> _REQUIREMENTS_:
Locate the word "diri" in the material, then show every line that holds it.

> _PROVIDED INFORMATION_:
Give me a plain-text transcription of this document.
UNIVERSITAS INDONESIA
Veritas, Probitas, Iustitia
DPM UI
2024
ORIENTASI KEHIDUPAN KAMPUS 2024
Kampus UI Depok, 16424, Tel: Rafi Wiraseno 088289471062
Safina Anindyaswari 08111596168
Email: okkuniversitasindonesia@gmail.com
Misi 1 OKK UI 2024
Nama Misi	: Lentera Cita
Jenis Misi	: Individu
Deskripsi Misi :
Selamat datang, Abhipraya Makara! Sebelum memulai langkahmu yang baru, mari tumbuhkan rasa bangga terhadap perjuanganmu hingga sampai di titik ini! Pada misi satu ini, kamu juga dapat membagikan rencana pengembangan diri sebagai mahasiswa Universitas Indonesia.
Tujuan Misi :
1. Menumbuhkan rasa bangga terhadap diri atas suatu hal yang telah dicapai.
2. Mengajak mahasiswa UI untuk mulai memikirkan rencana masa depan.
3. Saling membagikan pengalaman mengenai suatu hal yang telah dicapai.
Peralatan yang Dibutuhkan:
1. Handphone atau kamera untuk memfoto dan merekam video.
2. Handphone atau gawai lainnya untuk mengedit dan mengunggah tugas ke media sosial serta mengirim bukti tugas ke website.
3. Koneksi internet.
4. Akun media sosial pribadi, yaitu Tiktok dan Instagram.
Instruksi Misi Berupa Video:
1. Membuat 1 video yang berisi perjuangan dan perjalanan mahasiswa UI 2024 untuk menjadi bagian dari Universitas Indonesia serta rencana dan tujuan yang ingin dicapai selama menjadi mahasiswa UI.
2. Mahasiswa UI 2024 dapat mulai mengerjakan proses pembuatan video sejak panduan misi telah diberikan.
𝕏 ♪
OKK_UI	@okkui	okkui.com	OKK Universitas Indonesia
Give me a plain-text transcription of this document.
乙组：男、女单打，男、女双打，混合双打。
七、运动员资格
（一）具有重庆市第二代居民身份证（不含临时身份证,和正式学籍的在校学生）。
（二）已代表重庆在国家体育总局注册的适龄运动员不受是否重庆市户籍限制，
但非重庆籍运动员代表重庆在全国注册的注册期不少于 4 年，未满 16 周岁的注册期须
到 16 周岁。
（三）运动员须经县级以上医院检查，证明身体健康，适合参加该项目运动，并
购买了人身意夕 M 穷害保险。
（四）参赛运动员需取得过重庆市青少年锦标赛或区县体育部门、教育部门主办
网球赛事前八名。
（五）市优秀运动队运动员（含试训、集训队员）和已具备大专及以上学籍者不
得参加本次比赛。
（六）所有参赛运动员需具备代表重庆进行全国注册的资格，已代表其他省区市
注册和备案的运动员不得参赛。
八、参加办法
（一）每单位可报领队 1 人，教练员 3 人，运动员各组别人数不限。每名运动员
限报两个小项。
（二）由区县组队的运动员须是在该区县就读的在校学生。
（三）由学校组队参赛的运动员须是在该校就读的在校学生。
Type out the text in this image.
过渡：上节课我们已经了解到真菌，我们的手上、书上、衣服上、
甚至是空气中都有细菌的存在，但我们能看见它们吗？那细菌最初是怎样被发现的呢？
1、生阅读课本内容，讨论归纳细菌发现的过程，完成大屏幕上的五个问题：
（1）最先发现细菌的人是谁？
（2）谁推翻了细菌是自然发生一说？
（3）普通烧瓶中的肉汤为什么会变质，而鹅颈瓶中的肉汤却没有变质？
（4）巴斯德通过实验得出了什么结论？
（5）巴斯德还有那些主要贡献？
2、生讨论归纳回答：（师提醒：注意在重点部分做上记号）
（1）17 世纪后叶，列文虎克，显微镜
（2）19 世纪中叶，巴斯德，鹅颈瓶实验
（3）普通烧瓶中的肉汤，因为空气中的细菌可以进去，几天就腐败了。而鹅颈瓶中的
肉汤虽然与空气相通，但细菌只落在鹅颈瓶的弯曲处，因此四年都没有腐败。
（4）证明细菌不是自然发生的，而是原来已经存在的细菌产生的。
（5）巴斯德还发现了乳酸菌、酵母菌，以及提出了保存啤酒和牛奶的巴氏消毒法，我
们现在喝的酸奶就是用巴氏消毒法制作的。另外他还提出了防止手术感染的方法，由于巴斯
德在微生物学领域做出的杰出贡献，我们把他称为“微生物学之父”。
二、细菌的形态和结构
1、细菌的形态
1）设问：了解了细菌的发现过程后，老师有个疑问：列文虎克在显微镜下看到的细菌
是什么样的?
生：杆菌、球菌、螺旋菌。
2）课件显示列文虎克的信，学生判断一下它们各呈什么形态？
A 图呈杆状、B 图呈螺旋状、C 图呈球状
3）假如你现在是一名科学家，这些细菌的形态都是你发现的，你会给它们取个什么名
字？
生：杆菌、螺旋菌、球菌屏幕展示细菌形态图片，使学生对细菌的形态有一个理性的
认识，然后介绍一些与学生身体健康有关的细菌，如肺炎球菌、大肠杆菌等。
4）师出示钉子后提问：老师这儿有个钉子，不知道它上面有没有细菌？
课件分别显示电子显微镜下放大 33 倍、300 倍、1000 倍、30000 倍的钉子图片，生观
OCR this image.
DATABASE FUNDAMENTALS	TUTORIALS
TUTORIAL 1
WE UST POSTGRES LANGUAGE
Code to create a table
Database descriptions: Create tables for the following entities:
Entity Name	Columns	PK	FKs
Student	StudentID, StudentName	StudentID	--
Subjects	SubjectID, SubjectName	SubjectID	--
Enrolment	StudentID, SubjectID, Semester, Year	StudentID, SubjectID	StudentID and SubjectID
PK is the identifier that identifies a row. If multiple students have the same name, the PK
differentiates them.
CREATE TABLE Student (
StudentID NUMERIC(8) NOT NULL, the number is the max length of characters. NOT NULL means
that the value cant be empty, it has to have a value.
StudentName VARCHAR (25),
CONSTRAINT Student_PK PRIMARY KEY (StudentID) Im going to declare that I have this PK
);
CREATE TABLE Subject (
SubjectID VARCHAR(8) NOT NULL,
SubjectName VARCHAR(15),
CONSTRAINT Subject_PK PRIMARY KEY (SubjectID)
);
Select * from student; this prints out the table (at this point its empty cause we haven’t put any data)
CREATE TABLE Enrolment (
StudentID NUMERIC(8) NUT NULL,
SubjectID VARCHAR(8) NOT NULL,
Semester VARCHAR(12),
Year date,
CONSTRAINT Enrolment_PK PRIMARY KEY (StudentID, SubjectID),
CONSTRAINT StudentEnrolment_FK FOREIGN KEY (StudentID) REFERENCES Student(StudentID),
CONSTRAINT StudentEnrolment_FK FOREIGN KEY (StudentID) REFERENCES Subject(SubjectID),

> _OUTPUT_:
Selamat datang, Abhipraya Makara! Sebelum memulai langkahmu yang baru, mari tumbuhkan rasa bangga terhadap perjuanganmu hingga sampai di titik ini! Pada misi satu ini, kamu juga dapat membagikan rencana pengembangan diri sebagai mahasiswa Universitas Indonesia.
1. Menumbuhkan rasa bangga terhadap diri atas suatu hal yang telah dicapai.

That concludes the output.